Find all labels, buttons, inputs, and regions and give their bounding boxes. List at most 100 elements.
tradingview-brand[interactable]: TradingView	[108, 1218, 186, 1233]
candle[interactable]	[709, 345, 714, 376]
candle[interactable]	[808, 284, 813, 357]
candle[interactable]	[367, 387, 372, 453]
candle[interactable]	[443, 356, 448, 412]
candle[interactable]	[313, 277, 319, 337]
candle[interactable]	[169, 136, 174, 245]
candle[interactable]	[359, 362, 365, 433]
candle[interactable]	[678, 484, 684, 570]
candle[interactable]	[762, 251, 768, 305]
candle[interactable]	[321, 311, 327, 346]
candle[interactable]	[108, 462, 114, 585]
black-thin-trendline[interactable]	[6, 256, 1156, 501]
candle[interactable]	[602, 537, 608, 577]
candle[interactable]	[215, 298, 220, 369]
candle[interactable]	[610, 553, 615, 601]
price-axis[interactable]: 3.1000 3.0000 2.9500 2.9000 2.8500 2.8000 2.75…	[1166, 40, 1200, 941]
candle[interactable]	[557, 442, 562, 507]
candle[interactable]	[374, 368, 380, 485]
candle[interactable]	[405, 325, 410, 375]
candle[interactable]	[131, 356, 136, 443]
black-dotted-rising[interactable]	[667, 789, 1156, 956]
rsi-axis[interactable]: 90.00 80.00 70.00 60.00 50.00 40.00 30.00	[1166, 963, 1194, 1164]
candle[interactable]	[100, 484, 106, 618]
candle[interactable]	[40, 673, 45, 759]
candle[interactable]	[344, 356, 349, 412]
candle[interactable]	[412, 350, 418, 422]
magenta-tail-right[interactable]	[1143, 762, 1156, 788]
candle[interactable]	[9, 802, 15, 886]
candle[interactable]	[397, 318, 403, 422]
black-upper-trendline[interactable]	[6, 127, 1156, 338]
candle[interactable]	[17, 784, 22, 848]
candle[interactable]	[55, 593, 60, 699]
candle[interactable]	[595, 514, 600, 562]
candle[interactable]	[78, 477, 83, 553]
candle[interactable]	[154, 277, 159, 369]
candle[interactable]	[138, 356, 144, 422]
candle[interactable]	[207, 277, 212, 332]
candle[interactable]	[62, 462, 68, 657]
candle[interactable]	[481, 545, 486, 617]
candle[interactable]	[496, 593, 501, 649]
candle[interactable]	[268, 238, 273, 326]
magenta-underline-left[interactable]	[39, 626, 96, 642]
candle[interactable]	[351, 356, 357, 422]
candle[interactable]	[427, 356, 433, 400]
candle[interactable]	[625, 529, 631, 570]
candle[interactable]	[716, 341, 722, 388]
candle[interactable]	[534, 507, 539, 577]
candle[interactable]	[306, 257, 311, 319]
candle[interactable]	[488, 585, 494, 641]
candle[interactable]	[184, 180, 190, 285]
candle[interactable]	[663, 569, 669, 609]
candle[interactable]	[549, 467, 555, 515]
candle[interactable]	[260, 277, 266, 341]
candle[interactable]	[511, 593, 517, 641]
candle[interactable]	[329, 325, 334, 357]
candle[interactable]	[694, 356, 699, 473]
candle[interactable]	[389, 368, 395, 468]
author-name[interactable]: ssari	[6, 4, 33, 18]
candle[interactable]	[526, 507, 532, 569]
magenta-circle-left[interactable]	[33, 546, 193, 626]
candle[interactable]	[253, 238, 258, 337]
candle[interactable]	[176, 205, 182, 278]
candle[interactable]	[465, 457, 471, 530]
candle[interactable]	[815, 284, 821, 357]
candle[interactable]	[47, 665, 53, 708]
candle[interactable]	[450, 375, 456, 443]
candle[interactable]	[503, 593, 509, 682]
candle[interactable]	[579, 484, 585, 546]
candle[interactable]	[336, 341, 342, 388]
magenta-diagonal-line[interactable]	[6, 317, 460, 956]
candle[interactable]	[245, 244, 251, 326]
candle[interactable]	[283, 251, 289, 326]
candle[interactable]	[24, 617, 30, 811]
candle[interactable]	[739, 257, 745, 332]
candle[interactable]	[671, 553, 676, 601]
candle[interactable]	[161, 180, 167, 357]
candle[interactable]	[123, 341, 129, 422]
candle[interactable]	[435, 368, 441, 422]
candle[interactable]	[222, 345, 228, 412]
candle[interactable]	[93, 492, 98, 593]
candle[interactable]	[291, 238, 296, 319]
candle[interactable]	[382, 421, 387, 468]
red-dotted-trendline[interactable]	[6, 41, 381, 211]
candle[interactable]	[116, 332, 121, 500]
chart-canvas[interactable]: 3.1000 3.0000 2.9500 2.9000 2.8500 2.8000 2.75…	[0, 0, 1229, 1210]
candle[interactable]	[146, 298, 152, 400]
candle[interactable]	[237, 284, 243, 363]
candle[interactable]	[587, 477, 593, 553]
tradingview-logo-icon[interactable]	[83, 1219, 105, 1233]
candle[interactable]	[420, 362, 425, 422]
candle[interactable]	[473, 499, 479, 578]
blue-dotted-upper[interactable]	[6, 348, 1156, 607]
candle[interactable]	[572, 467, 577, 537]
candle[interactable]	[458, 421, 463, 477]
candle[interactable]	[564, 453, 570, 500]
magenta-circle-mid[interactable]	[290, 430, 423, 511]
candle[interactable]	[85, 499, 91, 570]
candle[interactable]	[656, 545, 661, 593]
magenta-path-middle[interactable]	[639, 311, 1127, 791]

------------------------------------------------------------------------

### REQUIRED WORK
Which lines among the items above contain the word "circle"? List each of those lines in full, matching case exactly.

### SOLUTION
magenta-circle-left[interactable]	[33, 546, 193, 626]
magenta-circle-mid[interactable]	[290, 430, 423, 511]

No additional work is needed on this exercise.